▸ What the exercise asks
Return every line of the material exactly.

▸ Available data
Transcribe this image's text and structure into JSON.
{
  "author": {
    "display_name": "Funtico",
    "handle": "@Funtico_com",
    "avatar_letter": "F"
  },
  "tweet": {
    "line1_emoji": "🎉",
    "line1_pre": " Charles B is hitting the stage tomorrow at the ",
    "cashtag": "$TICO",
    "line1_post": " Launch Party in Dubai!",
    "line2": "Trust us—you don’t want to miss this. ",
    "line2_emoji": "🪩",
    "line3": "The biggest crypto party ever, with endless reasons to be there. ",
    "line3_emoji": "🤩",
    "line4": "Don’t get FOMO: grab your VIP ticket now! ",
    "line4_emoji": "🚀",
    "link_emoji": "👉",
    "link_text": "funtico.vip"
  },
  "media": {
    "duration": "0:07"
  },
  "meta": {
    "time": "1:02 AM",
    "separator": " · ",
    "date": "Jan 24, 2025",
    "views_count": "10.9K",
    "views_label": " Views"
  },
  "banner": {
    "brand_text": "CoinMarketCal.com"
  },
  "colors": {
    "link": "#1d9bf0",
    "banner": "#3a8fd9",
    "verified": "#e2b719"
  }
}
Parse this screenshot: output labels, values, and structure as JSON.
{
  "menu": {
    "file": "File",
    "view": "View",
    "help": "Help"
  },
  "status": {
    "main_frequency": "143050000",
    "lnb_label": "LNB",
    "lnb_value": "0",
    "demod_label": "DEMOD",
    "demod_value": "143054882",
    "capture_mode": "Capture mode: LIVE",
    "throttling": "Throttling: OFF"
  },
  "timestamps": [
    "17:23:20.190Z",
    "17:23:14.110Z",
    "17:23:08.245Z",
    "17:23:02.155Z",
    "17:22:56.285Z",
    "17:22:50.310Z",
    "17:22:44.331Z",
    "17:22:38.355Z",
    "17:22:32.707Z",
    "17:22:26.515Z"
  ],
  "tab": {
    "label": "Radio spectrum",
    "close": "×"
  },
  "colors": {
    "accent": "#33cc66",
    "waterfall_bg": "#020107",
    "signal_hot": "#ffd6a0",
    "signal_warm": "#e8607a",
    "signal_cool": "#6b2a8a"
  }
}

▸ The reply
Transcribe this image's text and structure into JSON.
{
  "author": {
    "display_name": "Funtico",
    "handle": "@Funtico_com",
    "avatar_letter": "F"
  },
  "tweet": {
    "line1_emoji": "🎉",
    "line1_pre": " Charles B is hitting the stage tomorrow at the ",
    "cashtag": "$TICO",
    "line1_post": " Launch Party in Dubai!",
    "line2": "Trust us—you don’t want to miss this. ",
    "line2_emoji": "🪩",
    "line3": "The biggest crypto party ever, with endless reasons to be there. ",
    "line3_emoji": "🤩",
    "line4": "Don’t get FOMO: grab your VIP ticket now! ",
    "line4_emoji": "🚀",
    "link_emoji": "👉",
    "link_text": "funtico.vip"
  },
  "media": {
    "duration": "0:07"
  },
  "meta": {
    "time": "1:02 AM",
    "separator": " · ",
    "date": "Jan 24, 2025",
    "views_count": "10.9K",
    "views_label": " Views"
  },
  "banner": {
    "brand_text": "CoinMarketCal.com"
  },
  "colors": {
    "link": "#1d9bf0",
    "banner": "#3a8fd9",
    "verified": "#e2b719"
  }
}
Parse this screenshot: output labels, values, and structure as JSON.
{
  "menu": {
    "file": "File",
    "view": "View",
    "help": "Help"
  },
  "status": {
    "main_frequency": "143050000",
    "lnb_label": "LNB",
    "lnb_value": "0",
    "demod_label": "DEMOD",
    "demod_value": "143054882",
    "capture_mode": "Capture mode: LIVE",
    "throttling": "Throttling: OFF"
  },
  "timestamps": [
    "17:23:20.190Z",
    "17:23:14.110Z",
    "17:23:08.245Z",
    "17:23:02.155Z",
    "17:22:56.285Z",
    "17:22:50.310Z",
    "17:22:44.331Z",
    "17:22:38.355Z",
    "17:22:32.707Z",
    "17:22:26.515Z"
  ],
  "tab": {
    "label": "Radio spectrum",
    "close": "×"
  },
  "colors": {
    "accent": "#33cc66",
    "waterfall_bg": "#020107",
    "signal_hot": "#ffd6a0",
    "signal_warm": "#e8607a",
    "signal_cool": "#6b2a8a"
  }
}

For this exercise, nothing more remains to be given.